### Available data
******

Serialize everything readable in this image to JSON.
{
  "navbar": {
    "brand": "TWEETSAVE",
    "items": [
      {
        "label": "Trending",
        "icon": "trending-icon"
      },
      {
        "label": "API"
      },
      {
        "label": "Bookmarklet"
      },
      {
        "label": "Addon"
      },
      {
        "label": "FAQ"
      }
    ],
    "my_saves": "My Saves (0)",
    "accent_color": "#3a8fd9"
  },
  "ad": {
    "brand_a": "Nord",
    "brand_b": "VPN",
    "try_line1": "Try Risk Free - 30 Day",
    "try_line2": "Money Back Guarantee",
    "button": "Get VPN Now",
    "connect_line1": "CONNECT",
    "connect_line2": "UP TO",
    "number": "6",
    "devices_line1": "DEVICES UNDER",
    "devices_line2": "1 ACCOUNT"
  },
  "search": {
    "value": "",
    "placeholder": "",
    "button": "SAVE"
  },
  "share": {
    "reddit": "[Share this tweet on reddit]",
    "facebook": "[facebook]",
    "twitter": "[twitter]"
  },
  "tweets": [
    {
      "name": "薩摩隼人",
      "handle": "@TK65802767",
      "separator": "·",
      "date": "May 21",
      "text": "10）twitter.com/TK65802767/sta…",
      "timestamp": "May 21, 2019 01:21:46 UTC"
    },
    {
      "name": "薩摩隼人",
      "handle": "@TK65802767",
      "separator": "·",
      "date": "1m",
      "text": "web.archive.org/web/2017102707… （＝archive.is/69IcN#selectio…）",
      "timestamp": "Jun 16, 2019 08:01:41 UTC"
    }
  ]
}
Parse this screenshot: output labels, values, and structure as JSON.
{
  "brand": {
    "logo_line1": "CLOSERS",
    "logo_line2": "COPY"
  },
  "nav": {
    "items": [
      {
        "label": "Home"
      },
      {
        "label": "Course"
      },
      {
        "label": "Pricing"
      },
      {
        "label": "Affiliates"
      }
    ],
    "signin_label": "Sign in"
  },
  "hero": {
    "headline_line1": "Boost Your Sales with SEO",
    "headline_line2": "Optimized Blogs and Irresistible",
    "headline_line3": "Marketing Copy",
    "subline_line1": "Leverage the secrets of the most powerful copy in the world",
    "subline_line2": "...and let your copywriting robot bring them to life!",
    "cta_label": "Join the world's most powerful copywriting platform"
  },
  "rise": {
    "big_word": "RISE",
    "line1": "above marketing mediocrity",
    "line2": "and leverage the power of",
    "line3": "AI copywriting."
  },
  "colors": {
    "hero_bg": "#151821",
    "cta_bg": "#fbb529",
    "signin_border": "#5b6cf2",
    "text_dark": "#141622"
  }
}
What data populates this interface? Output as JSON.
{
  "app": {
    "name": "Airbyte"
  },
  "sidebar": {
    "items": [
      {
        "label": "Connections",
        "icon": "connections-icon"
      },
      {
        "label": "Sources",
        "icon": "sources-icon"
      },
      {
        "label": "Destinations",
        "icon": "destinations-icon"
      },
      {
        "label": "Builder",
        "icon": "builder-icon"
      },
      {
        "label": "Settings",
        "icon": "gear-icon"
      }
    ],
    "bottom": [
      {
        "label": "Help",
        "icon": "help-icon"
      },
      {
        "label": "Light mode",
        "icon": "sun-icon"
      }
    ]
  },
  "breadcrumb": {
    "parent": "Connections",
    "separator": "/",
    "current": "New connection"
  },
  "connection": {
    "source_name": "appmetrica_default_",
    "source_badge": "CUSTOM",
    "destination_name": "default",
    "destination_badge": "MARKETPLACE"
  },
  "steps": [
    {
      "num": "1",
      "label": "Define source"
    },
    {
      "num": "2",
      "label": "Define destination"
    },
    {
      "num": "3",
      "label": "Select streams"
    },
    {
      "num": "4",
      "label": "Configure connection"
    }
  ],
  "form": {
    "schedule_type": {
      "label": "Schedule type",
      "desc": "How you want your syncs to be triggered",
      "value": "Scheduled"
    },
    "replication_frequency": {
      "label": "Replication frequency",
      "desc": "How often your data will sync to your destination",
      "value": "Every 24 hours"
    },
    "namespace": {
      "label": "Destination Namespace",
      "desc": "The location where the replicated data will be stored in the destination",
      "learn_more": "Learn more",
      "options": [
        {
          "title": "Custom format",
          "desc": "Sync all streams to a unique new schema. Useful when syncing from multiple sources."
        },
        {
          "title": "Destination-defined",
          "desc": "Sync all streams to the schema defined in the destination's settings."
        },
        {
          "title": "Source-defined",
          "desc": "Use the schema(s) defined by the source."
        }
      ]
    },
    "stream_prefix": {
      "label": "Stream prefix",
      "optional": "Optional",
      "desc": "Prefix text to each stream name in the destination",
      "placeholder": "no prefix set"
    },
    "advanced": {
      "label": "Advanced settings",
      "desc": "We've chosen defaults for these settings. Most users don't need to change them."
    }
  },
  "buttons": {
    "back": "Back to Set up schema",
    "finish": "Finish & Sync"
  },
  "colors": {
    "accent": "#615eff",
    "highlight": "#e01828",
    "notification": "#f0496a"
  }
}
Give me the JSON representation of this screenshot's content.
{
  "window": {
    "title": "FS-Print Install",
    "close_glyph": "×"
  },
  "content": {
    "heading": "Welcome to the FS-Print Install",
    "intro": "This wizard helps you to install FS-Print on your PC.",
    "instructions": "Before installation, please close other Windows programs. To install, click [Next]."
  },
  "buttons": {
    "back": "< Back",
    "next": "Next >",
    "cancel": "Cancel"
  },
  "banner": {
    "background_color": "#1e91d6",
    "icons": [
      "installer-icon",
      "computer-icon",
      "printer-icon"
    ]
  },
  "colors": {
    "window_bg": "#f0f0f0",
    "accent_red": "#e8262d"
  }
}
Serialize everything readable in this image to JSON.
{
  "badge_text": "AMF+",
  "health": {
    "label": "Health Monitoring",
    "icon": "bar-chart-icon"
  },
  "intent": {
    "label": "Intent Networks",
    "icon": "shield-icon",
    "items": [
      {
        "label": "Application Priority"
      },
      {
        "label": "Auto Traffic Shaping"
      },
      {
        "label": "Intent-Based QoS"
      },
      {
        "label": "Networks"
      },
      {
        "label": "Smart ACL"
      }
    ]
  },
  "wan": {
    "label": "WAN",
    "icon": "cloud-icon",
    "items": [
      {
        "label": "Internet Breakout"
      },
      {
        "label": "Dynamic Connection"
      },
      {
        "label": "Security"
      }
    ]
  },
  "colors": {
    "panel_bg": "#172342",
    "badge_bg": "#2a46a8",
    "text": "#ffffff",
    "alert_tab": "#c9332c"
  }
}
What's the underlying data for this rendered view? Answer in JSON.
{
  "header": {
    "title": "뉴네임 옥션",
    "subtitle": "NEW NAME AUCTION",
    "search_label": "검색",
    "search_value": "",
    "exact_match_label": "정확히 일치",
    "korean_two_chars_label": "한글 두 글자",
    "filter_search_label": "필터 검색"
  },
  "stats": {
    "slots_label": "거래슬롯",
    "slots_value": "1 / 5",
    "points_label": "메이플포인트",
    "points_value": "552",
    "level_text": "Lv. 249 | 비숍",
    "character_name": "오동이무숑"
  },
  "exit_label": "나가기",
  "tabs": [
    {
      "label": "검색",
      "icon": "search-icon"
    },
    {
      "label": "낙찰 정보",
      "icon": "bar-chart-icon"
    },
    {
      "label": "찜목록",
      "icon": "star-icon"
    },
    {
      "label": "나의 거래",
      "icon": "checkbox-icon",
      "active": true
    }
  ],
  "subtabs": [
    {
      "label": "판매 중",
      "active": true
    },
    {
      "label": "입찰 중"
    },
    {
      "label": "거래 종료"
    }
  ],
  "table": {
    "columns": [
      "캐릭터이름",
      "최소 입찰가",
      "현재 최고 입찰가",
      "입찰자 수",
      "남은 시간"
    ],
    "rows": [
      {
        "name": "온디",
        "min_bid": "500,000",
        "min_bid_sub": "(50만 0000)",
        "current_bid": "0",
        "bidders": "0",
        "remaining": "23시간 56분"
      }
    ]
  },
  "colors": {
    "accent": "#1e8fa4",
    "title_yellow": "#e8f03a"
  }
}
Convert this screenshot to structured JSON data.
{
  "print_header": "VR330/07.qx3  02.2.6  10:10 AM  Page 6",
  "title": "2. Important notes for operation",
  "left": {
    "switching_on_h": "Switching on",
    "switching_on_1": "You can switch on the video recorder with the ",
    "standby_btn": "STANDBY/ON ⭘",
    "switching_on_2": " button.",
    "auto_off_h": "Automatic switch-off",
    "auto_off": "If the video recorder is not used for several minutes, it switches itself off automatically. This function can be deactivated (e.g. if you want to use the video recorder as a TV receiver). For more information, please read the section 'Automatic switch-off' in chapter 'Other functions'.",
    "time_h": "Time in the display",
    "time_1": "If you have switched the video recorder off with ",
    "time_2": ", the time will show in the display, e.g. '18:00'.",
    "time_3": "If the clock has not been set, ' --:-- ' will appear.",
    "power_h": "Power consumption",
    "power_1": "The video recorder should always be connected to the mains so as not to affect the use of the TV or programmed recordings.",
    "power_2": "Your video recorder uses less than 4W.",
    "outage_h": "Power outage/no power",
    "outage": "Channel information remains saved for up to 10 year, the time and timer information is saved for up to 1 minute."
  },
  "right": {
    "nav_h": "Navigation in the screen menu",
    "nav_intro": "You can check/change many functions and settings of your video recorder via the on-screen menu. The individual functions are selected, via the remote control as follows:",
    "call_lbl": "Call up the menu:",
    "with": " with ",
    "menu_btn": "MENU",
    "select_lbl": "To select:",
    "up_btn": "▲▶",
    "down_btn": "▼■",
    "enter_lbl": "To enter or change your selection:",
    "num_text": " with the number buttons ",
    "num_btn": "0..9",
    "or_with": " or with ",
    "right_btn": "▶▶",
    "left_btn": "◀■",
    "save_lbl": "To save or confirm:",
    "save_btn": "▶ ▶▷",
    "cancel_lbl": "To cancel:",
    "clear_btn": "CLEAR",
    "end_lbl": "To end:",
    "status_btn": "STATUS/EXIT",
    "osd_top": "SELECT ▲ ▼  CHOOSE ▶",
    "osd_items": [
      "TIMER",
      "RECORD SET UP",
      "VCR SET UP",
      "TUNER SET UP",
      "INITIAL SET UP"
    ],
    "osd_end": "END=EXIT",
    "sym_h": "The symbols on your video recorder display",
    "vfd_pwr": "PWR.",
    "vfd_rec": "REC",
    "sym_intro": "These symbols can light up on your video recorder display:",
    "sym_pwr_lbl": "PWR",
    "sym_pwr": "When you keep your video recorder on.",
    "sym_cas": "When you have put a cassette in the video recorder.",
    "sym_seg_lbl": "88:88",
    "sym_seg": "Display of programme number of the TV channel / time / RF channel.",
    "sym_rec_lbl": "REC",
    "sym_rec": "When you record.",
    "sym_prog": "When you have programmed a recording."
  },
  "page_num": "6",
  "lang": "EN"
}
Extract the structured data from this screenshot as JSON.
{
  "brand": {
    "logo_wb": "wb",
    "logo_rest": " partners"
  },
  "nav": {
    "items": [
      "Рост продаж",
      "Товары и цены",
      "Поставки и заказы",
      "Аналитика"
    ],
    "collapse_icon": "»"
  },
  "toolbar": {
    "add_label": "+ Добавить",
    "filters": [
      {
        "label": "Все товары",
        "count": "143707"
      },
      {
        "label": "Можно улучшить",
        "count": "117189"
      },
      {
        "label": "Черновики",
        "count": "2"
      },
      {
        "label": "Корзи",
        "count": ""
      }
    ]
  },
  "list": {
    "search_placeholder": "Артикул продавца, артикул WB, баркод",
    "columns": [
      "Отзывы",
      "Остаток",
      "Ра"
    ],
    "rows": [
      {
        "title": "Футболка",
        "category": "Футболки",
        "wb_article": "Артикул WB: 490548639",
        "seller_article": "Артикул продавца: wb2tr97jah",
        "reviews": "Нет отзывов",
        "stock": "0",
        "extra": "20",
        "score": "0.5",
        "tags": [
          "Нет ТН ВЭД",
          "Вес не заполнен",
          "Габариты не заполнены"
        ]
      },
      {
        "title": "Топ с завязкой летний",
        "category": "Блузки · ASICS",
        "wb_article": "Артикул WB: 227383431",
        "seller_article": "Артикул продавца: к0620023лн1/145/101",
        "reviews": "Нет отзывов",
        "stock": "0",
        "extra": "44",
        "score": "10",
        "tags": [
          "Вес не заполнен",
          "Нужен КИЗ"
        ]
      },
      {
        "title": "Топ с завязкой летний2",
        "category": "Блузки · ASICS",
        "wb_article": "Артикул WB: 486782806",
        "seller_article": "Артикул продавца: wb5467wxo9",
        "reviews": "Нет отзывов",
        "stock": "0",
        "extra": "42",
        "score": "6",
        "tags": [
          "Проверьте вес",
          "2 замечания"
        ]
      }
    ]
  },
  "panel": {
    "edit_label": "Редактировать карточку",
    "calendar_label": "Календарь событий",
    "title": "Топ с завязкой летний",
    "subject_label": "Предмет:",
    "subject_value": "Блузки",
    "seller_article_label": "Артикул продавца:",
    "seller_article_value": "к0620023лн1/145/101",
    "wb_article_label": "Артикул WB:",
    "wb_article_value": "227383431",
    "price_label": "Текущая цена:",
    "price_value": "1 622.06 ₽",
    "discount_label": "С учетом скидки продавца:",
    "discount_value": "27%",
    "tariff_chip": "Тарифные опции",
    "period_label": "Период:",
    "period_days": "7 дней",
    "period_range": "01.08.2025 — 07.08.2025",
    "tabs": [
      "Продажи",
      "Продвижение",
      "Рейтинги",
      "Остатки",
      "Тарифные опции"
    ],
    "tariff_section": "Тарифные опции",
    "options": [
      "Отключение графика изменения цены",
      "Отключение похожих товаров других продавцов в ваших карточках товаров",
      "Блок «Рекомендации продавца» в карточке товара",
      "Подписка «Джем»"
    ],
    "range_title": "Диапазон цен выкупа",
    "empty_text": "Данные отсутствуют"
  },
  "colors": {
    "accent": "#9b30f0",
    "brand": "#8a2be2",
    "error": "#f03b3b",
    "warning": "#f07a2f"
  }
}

******

### Problem details
Check each line of these records for the string "powerful" and state only how many lines have it.

### Solution to this exercise
2